(Records from a data source)
+===+
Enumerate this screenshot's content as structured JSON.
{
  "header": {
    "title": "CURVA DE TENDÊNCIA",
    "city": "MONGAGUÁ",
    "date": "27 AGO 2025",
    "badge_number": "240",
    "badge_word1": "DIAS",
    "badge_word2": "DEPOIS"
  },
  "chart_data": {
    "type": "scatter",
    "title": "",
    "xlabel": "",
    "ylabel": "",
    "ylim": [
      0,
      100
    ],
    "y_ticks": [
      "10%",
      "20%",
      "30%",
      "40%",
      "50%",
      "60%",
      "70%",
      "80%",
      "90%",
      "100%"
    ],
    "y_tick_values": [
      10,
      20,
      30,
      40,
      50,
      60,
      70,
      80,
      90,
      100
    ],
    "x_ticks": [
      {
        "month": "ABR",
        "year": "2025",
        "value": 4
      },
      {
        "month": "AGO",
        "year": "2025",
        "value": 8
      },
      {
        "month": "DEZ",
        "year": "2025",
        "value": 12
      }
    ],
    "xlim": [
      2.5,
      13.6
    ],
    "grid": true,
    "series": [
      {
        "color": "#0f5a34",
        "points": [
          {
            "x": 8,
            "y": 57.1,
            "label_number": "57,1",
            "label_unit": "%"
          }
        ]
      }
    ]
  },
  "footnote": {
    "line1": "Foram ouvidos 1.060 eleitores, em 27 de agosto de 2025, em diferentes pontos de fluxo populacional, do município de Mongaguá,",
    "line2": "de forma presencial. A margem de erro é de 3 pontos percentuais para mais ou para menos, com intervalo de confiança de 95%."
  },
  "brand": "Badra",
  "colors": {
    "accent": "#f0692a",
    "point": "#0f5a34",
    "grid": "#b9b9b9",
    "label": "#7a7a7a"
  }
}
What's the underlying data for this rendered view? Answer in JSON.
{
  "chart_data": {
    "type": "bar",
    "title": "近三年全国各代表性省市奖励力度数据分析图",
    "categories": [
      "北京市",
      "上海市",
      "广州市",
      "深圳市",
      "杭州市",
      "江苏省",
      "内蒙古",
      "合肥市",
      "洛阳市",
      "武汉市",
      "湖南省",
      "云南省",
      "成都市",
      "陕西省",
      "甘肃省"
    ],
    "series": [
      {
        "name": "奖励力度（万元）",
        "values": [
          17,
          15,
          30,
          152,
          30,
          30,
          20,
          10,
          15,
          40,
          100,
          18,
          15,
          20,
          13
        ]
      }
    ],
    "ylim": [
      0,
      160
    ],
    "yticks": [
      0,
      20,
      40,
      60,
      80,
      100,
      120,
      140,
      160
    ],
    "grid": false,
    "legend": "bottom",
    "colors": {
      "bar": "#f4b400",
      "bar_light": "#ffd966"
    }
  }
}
+===+
# [PROBLEM DETAILS]
Here, the records must be output exactly and in full.

# [SOLUTION BELOW]
Enumerate this screenshot's content as structured JSON.
{
  "header": {
    "title": "CURVA DE TENDÊNCIA",
    "city": "MONGAGUÁ",
    "date": "27 AGO 2025",
    "badge_number": "240",
    "badge_word1": "DIAS",
    "badge_word2": "DEPOIS"
  },
  "chart_data": {
    "type": "scatter",
    "title": "",
    "xlabel": "",
    "ylabel": "",
    "ylim": [
      0,
      100
    ],
    "y_ticks": [
      "10%",
      "20%",
      "30%",
      "40%",
      "50%",
      "60%",
      "70%",
      "80%",
      "90%",
      "100%"
    ],
    "y_tick_values": [
      10,
      20,
      30,
      40,
      50,
      60,
      70,
      80,
      90,
      100
    ],
    "x_ticks": [
      {
        "month": "ABR",
        "year": "2025",
        "value": 4
      },
      {
        "month": "AGO",
        "year": "2025",
        "value": 8
      },
      {
        "month": "DEZ",
        "year": "2025",
        "value": 12
      }
    ],
    "xlim": [
      2.5,
      13.6
    ],
    "grid": true,
    "series": [
      {
        "color": "#0f5a34",
        "points": [
          {
            "x": 8,
            "y": 57.1,
            "label_number": "57,1",
            "label_unit": "%"
          }
        ]
      }
    ]
  },
  "footnote": {
    "line1": "Foram ouvidos 1.060 eleitores, em 27 de agosto de 2025, em diferentes pontos de fluxo populacional, do município de Mongaguá,",
    "line2": "de forma presencial. A margem de erro é de 3 pontos percentuais para mais ou para menos, com intervalo de confiança de 95%."
  },
  "brand": "Badra",
  "colors": {
    "accent": "#f0692a",
    "point": "#0f5a34",
    "grid": "#b9b9b9",
    "label": "#7a7a7a"
  }
}
What's the underlying data for this rendered view? Answer in JSON.
{
  "chart_data": {
    "type": "bar",
    "title": "近三年全国各代表性省市奖励力度数据分析图",
    "categories": [
      "北京市",
      "上海市",
      "广州市",
      "深圳市",
      "杭州市",
      "江苏省",
      "内蒙古",
      "合肥市",
      "洛阳市",
      "武汉市",
      "湖南省",
      "云南省",
      "成都市",
      "陕西省",
      "甘肃省"
    ],
    "series": [
      {
        "name": "奖励力度（万元）",
        "values": [
          17,
          15,
          30,
          152,
          30,
          30,
          20,
          10,
          15,
          40,
          100,
          18,
          15,
          20,
          13
        ]
      }
    ],
    "ylim": [
      0,
      160
    ],
    "yticks": [
      0,
      20,
      40,
      60,
      80,
      100,
      120,
      140,
      160
    ],
    "grid": false,
    "legend": "bottom",
    "colors": {
      "bar": "#f4b400",
      "bar_light": "#ffd966"
    }
  }
}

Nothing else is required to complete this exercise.